Dataset entries:
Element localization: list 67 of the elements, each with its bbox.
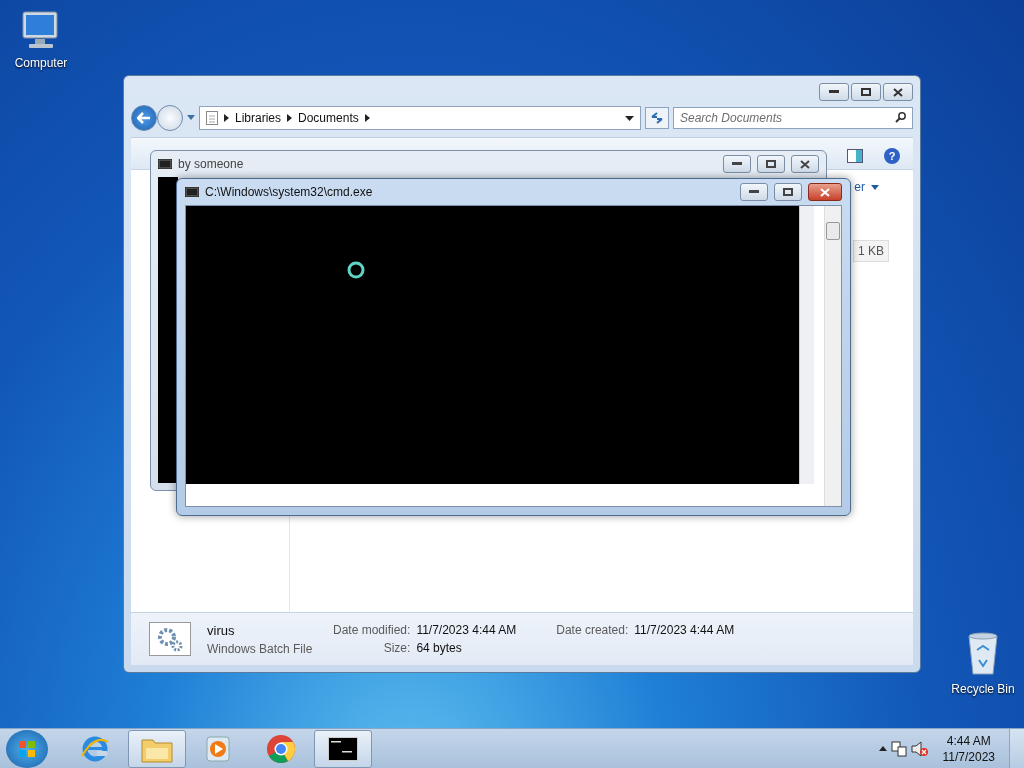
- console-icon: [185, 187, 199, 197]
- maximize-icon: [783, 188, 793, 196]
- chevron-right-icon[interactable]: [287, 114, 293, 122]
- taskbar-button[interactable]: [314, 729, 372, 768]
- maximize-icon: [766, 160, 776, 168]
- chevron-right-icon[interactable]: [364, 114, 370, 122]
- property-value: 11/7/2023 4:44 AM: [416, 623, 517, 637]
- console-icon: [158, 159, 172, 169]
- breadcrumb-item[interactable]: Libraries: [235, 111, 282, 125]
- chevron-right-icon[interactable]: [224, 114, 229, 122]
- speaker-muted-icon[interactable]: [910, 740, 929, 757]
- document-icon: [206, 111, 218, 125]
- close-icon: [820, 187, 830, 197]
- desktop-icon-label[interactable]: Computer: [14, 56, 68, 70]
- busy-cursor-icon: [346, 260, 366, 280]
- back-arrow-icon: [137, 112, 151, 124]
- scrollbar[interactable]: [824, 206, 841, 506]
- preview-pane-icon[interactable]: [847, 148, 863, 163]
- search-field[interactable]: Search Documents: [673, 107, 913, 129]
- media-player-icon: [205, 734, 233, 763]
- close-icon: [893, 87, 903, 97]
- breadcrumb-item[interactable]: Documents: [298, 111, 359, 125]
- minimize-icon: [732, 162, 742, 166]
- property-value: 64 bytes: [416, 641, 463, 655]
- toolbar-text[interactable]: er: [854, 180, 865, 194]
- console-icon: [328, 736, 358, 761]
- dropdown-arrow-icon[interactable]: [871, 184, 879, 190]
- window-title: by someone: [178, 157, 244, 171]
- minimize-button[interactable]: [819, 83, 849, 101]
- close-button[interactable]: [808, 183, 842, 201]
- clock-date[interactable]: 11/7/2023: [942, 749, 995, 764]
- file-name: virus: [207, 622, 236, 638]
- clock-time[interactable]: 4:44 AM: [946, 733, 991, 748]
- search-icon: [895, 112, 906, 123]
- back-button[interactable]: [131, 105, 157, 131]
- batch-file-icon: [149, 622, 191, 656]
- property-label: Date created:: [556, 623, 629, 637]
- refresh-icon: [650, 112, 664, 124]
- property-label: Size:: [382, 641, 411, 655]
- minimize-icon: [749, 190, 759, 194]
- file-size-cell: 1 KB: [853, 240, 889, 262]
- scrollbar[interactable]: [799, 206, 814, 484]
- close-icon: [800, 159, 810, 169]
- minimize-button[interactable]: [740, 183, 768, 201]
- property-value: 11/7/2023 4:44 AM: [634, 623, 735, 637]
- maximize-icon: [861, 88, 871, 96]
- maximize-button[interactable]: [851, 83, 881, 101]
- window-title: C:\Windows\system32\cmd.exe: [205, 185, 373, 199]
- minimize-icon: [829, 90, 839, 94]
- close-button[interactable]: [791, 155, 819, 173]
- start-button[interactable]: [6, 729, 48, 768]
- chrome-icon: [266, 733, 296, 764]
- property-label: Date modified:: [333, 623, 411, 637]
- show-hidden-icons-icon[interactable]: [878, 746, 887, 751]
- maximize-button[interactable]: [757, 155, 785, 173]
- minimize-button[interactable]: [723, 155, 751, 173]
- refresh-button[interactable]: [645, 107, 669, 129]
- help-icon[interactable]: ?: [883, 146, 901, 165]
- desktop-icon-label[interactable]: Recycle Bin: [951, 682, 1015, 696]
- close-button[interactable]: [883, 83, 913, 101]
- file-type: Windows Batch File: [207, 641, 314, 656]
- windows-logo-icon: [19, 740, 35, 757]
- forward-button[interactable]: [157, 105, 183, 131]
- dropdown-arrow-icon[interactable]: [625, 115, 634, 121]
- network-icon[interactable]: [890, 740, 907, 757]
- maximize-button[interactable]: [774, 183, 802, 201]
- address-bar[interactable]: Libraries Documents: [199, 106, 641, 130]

▶ [What is needed]
Leaving all pictures aside, quote each record exactly.

▶ [Answer box]
Element localization: list 67 of the elements, each with its bbox.
- console-icon: [185, 187, 199, 197]
- maximize-icon: [783, 188, 793, 196]
- chevron-right-icon[interactable]: [287, 114, 293, 122]
- taskbar-button[interactable]: [314, 729, 372, 768]
- maximize-icon: [766, 160, 776, 168]
- chevron-right-icon[interactable]: [364, 114, 370, 122]
- property-value: 11/7/2023 4:44 AM: [416, 623, 517, 637]
- console-icon: [158, 159, 172, 169]
- breadcrumb-item[interactable]: Libraries: [235, 111, 282, 125]
- chevron-right-icon[interactable]: [224, 114, 229, 122]
- speaker-muted-icon[interactable]: [910, 740, 929, 757]
- document-icon: [206, 111, 218, 125]
- close-icon: [820, 187, 830, 197]
- desktop-icon-label[interactable]: Computer: [14, 56, 68, 70]
- busy-cursor-icon: [346, 260, 366, 280]
- back-arrow-icon: [137, 112, 151, 124]
- scrollbar[interactable]: [824, 206, 841, 506]
- preview-pane-icon[interactable]: [847, 148, 863, 163]
- search-field[interactable]: Search Documents: [673, 107, 913, 129]
- media-player-icon: [205, 734, 233, 763]
- close-icon: [893, 87, 903, 97]
- breadcrumb-item[interactable]: Documents: [298, 111, 359, 125]
- minimize-icon: [732, 162, 742, 166]
- property-value: 64 bytes: [416, 641, 463, 655]
- toolbar-text[interactable]: er: [854, 180, 865, 194]
- console-icon: [328, 736, 358, 761]
- dropdown-arrow-icon[interactable]: [871, 184, 879, 190]
- window-title: by someone: [178, 157, 244, 171]
- minimize-button[interactable]: [819, 83, 849, 101]
- close-button[interactable]: [808, 183, 842, 201]
- clock-date[interactable]: 11/7/2023: [942, 749, 995, 764]
- file-name: virus: [207, 622, 236, 638]
- clock-time[interactable]: 4:44 AM: [946, 733, 991, 748]
- search-icon: [895, 112, 906, 123]
- back-button[interactable]: [131, 105, 157, 131]
- batch-file-icon: [149, 622, 191, 656]
- property-label: Date created:: [556, 623, 629, 637]
- refresh-icon: [650, 112, 664, 124]
- property-label: Size:: [382, 641, 411, 655]
- minimize-icon: [749, 190, 759, 194]
- file-size-cell: 1 KB: [853, 240, 889, 262]
- scrollbar[interactable]: [799, 206, 814, 484]
- close-icon: [800, 159, 810, 169]
- minimize-button[interactable]: [740, 183, 768, 201]
- property-value: 11/7/2023 4:44 AM: [634, 623, 735, 637]
- maximize-icon: [861, 88, 871, 96]
- maximize-button[interactable]: [851, 83, 881, 101]
- window-title: C:\Windows\system32\cmd.exe: [205, 185, 373, 199]
- minimize-icon: [829, 90, 839, 94]
- close-button[interactable]: [791, 155, 819, 173]
- start-button[interactable]: [6, 729, 48, 768]
- chrome-icon: [266, 733, 296, 764]
- property-label: Date modified:: [333, 623, 411, 637]
- show-hidden-icons-icon[interactable]: [878, 746, 887, 751]
- maximize-button[interactable]: [757, 155, 785, 173]
- minimize-button[interactable]: [723, 155, 751, 173]
- refresh-button[interactable]: [645, 107, 669, 129]
- help-icon[interactable]: ?: [883, 146, 901, 165]
- desktop-icon-label[interactable]: Recycle Bin: [951, 682, 1015, 696]
- close-button[interactable]: [883, 83, 913, 101]
- file-type: Windows Batch File: [207, 641, 314, 656]
- windows-logo-icon: [19, 740, 35, 757]
- forward-button[interactable]: [157, 105, 183, 131]
- dropdown-arrow-icon[interactable]: [625, 115, 634, 121]
- network-icon[interactable]: [890, 740, 907, 757]
- maximize-button[interactable]: [774, 183, 802, 201]
- address-bar[interactable]: Libraries Documents: [199, 106, 641, 130]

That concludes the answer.